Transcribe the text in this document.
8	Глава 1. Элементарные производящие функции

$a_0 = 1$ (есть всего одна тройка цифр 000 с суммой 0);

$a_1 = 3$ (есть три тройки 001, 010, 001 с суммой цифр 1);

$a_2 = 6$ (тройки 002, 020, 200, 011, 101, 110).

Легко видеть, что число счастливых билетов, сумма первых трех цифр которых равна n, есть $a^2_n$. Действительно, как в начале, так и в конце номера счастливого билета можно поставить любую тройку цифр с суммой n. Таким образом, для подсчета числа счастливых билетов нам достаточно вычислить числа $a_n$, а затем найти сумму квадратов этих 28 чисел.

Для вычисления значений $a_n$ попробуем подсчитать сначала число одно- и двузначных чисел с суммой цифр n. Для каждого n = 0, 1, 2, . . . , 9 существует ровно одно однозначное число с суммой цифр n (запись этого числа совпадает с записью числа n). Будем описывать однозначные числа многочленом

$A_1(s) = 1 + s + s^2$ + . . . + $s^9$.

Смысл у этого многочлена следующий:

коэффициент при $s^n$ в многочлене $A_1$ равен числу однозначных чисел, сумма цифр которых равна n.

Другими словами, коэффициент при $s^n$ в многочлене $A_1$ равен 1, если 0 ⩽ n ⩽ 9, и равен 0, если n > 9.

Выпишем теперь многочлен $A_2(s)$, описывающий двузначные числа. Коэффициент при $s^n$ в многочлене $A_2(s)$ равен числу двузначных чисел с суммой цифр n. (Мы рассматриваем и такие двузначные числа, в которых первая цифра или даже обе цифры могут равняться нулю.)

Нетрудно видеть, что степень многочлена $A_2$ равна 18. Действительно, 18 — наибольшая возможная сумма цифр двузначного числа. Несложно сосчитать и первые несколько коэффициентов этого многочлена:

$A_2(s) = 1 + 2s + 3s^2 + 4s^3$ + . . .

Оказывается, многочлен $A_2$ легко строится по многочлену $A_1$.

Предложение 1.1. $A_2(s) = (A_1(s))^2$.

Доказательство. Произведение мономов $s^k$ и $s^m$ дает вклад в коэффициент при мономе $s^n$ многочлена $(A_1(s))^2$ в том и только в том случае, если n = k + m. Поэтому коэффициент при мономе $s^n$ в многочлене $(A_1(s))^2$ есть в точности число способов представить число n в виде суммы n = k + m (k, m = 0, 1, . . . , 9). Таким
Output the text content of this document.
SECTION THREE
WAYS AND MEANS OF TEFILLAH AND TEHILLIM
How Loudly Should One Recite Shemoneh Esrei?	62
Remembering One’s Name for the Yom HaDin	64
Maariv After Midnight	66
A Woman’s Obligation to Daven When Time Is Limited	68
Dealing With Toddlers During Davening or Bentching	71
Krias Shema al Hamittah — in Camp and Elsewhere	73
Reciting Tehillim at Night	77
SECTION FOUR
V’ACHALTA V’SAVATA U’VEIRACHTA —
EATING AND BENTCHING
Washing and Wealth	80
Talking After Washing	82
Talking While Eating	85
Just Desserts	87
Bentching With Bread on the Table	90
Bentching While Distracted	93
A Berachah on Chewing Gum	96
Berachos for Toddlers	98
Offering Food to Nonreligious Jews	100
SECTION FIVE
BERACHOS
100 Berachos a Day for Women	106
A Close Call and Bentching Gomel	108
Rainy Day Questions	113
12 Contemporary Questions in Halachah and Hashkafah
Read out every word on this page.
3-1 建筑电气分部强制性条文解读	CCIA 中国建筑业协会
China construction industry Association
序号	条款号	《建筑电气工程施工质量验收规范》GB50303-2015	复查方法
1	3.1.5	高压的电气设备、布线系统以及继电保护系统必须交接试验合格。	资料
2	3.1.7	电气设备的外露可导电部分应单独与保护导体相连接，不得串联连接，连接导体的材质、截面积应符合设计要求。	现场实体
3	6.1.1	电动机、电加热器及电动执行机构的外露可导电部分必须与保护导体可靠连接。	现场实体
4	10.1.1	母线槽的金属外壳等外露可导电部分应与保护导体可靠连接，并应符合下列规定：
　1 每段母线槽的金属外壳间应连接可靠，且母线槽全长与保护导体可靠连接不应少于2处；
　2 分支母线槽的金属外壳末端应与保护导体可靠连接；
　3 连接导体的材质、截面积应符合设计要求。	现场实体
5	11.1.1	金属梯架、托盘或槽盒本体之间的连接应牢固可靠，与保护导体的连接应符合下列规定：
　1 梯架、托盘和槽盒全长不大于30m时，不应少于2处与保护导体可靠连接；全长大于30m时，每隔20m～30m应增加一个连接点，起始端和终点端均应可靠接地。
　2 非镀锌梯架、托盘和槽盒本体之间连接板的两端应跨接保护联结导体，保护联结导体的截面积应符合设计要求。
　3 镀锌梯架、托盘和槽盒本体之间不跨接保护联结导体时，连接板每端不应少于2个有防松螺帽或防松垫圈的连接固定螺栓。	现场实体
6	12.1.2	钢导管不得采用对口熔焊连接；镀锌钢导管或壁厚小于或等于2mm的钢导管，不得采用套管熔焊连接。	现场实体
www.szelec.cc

■ ■ ■

What is asked. Copy the records above exactly as they appear.

Answer to the task.
Transcribe the text in this document.
8	Глава 1. Элементарные производящие функции

$a_0 = 1$ (есть всего одна тройка цифр 000 с суммой 0);

$a_1 = 3$ (есть три тройки 001, 010, 001 с суммой цифр 1);

$a_2 = 6$ (тройки 002, 020, 200, 011, 101, 110).

Легко видеть, что число счастливых билетов, сумма первых трех цифр которых равна n, есть $a^2_n$. Действительно, как в начале, так и в конце номера счастливого билета можно поставить любую тройку цифр с суммой n. Таким образом, для подсчета числа счастливых билетов нам достаточно вычислить числа $a_n$, а затем найти сумму квадратов этих 28 чисел.

Для вычисления значений $a_n$ попробуем подсчитать сначала число одно- и двузначных чисел с суммой цифр n. Для каждого n = 0, 1, 2, . . . , 9 существует ровно одно однозначное число с суммой цифр n (запись этого числа совпадает с записью числа n). Будем описывать однозначные числа многочленом

$A_1(s) = 1 + s + s^2$ + . . . + $s^9$.

Смысл у этого многочлена следующий:

коэффициент при $s^n$ в многочлене $A_1$ равен числу однозначных чисел, сумма цифр которых равна n.

Другими словами, коэффициент при $s^n$ в многочлене $A_1$ равен 1, если 0 ⩽ n ⩽ 9, и равен 0, если n > 9.

Выпишем теперь многочлен $A_2(s)$, описывающий двузначные числа. Коэффициент при $s^n$ в многочлене $A_2(s)$ равен числу двузначных чисел с суммой цифр n. (Мы рассматриваем и такие двузначные числа, в которых первая цифра или даже обе цифры могут равняться нулю.)

Нетрудно видеть, что степень многочлена $A_2$ равна 18. Действительно, 18 — наибольшая возможная сумма цифр двузначного числа. Несложно сосчитать и первые несколько коэффициентов этого многочлена:

$A_2(s) = 1 + 2s + 3s^2 + 4s^3$ + . . .

Оказывается, многочлен $A_2$ легко строится по многочлену $A_1$.

Предложение 1.1. $A_2(s) = (A_1(s))^2$.

Доказательство. Произведение мономов $s^k$ и $s^m$ дает вклад в коэффициент при мономе $s^n$ многочлена $(A_1(s))^2$ в том и только в том случае, если n = k + m. Поэтому коэффициент при мономе $s^n$ в многочлене $(A_1(s))^2$ есть в точности число способов представить число n в виде суммы n = k + m (k, m = 0, 1, . . . , 9). Таким
Output the text content of this document.
SECTION THREE
WAYS AND MEANS OF TEFILLAH AND TEHILLIM
How Loudly Should One Recite Shemoneh Esrei?	62
Remembering One’s Name for the Yom HaDin	64
Maariv After Midnight	66
A Woman’s Obligation to Daven When Time Is Limited	68
Dealing With Toddlers During Davening or Bentching	71
Krias Shema al Hamittah — in Camp and Elsewhere	73
Reciting Tehillim at Night	77
SECTION FOUR
V’ACHALTA V’SAVATA U’VEIRACHTA —
EATING AND BENTCHING
Washing and Wealth	80
Talking After Washing	82
Talking While Eating	85
Just Desserts	87
Bentching With Bread on the Table	90
Bentching While Distracted	93
A Berachah on Chewing Gum	96
Berachos for Toddlers	98
Offering Food to Nonreligious Jews	100
SECTION FIVE
BERACHOS
100 Berachos a Day for Women	106
A Close Call and Bentching Gomel	108
Rainy Day Questions	113
12 Contemporary Questions in Halachah and Hashkafah
Read out every word on this page.
3-1 建筑电气分部强制性条文解读	CCIA 中国建筑业协会
China construction industry Association
序号	条款号	《建筑电气工程施工质量验收规范》GB50303-2015	复查方法
1	3.1.5	高压的电气设备、布线系统以及继电保护系统必须交接试验合格。	资料
2	3.1.7	电气设备的外露可导电部分应单独与保护导体相连接，不得串联连接，连接导体的材质、截面积应符合设计要求。	现场实体
3	6.1.1	电动机、电加热器及电动执行机构的外露可导电部分必须与保护导体可靠连接。	现场实体
4	10.1.1	母线槽的金属外壳等外露可导电部分应与保护导体可靠连接，并应符合下列规定：
　1 每段母线槽的金属外壳间应连接可靠，且母线槽全长与保护导体可靠连接不应少于2处；
　2 分支母线槽的金属外壳末端应与保护导体可靠连接；
　3 连接导体的材质、截面积应符合设计要求。	现场实体
5	11.1.1	金属梯架、托盘或槽盒本体之间的连接应牢固可靠，与保护导体的连接应符合下列规定：
　1 梯架、托盘和槽盒全长不大于30m时，不应少于2处与保护导体可靠连接；全长大于30m时，每隔20m～30m应增加一个连接点，起始端和终点端均应可靠接地。
　2 非镀锌梯架、托盘和槽盒本体之间连接板的两端应跨接保护联结导体，保护联结导体的截面积应符合设计要求。
　3 镀锌梯架、托盘和槽盒本体之间不跨接保护联结导体时，连接板每端不应少于2个有防松螺帽或防松垫圈的连接固定螺栓。	现场实体
6	12.1.2	钢导管不得采用对口熔焊连接；镀锌钢导管或壁厚小于或等于2mm的钢导管，不得采用套管熔焊连接。	现场实体
www.szelec.cc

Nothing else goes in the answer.